** BEGIN **

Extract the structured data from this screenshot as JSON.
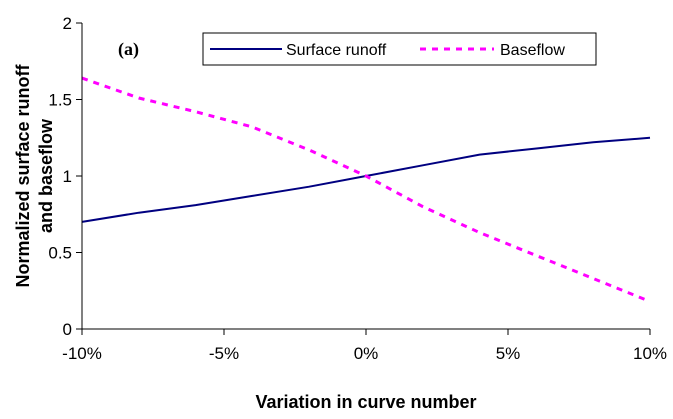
{
  "chart_data": {
    "type": "line",
    "panel_label": "(a)",
    "xlabel": "Variation in curve number",
    "ylabel_lines": [
      "Normalized surface runoff",
      "and baseflow"
    ],
    "x_ticks": [
      "-10%",
      "-5%",
      "0%",
      "5%",
      "10%"
    ],
    "y_ticks": [
      "0",
      "0.5",
      "1",
      "1.5",
      "2"
    ],
    "xlim": [
      -10,
      10
    ],
    "ylim": [
      0,
      2
    ],
    "grid": false,
    "legend_position": "top-right",
    "series": [
      {
        "name": "Surface runoff",
        "color": "#000080",
        "style": "solid",
        "x": [
          -10,
          -8,
          -6,
          -4,
          -2,
          0,
          2,
          4,
          6,
          8,
          10
        ],
        "y": [
          0.7,
          0.76,
          0.81,
          0.87,
          0.93,
          1.0,
          1.07,
          1.14,
          1.18,
          1.22,
          1.25
        ]
      },
      {
        "name": "Baseflow",
        "color": "#ff00ff",
        "style": "dashed",
        "x": [
          -10,
          -8,
          -6,
          -4,
          -2,
          0,
          2,
          4,
          6,
          8,
          10
        ],
        "y": [
          1.64,
          1.51,
          1.42,
          1.32,
          1.17,
          1.0,
          0.8,
          0.63,
          0.48,
          0.33,
          0.18
        ]
      }
    ]
  }
}
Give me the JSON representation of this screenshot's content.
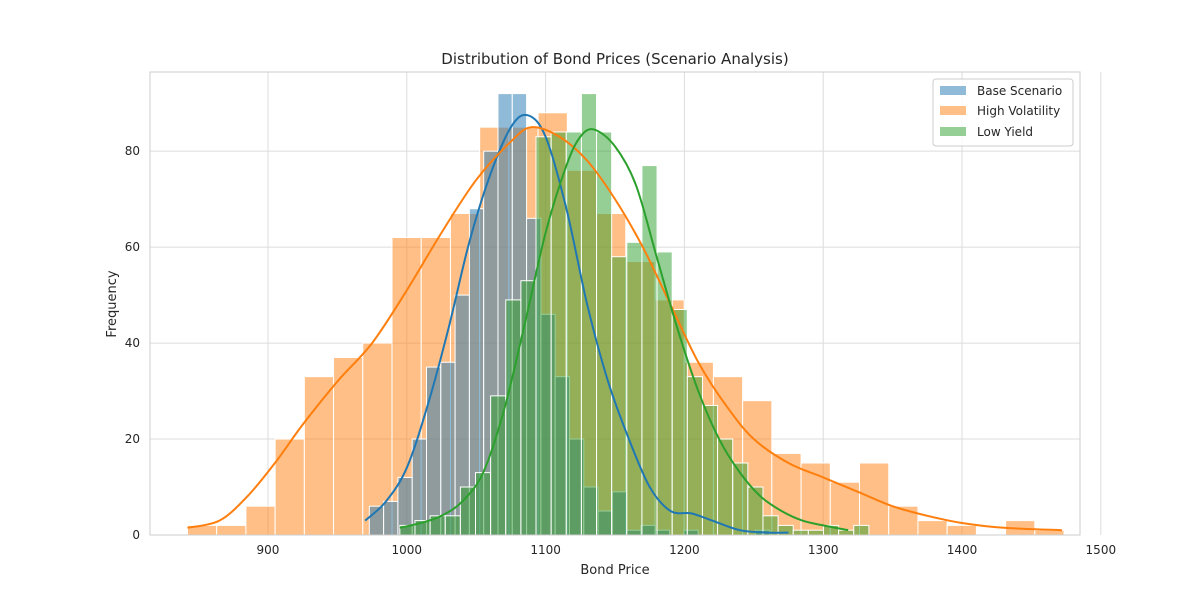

** END **

● Stated problem
Pick out the lines containing the string "runoff".

● Complete answer
      "Normalized surface runoff",
        "name": "Surface runoff",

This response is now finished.